> [DATASET EXCERPTS]
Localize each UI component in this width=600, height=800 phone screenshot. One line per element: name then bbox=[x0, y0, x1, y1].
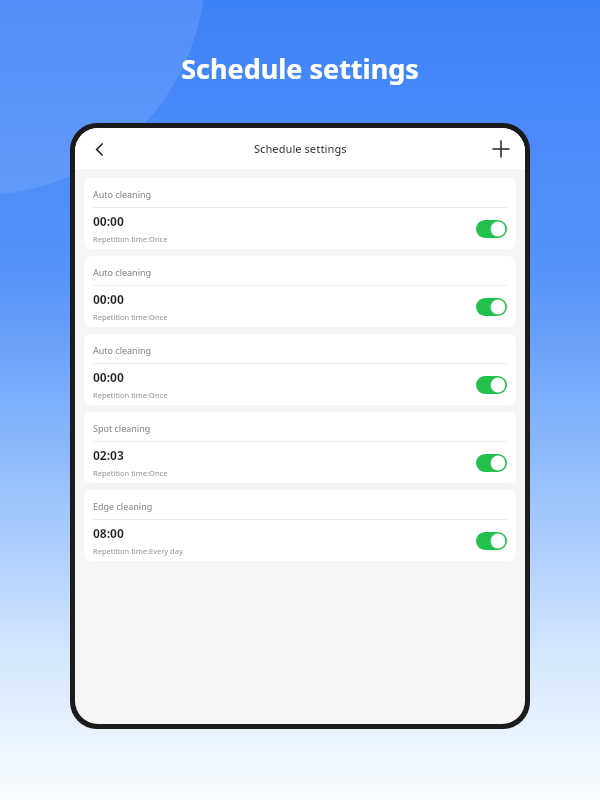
button[interactable]: Toggle schedule on bbox=[476, 532, 507, 550]
button[interactable]: Auto cleaning bbox=[84, 178, 516, 249]
staticText: Auto cleaning bbox=[93, 266, 152, 278]
staticText: Repetition time:Once bbox=[93, 390, 168, 400]
staticText: Repetition time:Once bbox=[93, 234, 168, 244]
staticText: 02:03 bbox=[93, 447, 124, 463]
staticText: 00:00 bbox=[93, 213, 124, 229]
staticText: Auto cleaning bbox=[93, 188, 152, 200]
staticText: Spot cleaning bbox=[93, 422, 151, 434]
staticText: Auto cleaning bbox=[93, 344, 152, 356]
staticText: Schedule settings bbox=[0, 50, 600, 87]
staticText: Repetition time:Once bbox=[93, 312, 168, 322]
staticText: Schedule settings bbox=[254, 141, 347, 156]
staticText: 00:00 bbox=[93, 291, 124, 307]
staticText: 00:00 bbox=[93, 369, 124, 385]
staticText: Edge cleaning bbox=[93, 500, 153, 512]
button[interactable]: Auto cleaning bbox=[84, 334, 516, 405]
button[interactable]: Toggle schedule on bbox=[476, 454, 507, 472]
staticText: 08:00 bbox=[93, 525, 124, 541]
button[interactable]: Toggle schedule on bbox=[476, 376, 507, 394]
staticText: Repetition time:Every day bbox=[93, 546, 183, 556]
staticText: Repetition time:Once bbox=[93, 468, 168, 478]
button[interactable]: Add schedule bbox=[485, 133, 517, 165]
button[interactable]: Toggle schedule on bbox=[476, 220, 507, 238]
button[interactable]: Edge cleaning bbox=[84, 490, 516, 561]
button[interactable]: Back bbox=[83, 133, 115, 165]
button[interactable]: Spot cleaning bbox=[84, 412, 516, 483]
button[interactable]: Auto cleaning bbox=[84, 256, 516, 327]
button[interactable]: Toggle schedule on bbox=[476, 298, 507, 316]
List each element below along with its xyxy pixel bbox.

> [DIRECTIONS FOR THIS TASK] Reproduce only the lines of the listing from the one containing "532, 507, 550]" down to the one containing "staticText: Repetition time:Once bbox=[93, 390, 168, 400]", substituting "Automatic cleaning" for "Auto cleaning" and leaving everything else unchanged.

> [WRITTEN SOLUTION]
button[interactable]: Toggle schedule on bbox=[476, 532, 507, 550]
button[interactable]: Automatic cleaning bbox=[84, 178, 516, 249]
staticText: Automatic cleaning bbox=[93, 266, 152, 278]
staticText: Repetition time:Once bbox=[93, 390, 168, 400]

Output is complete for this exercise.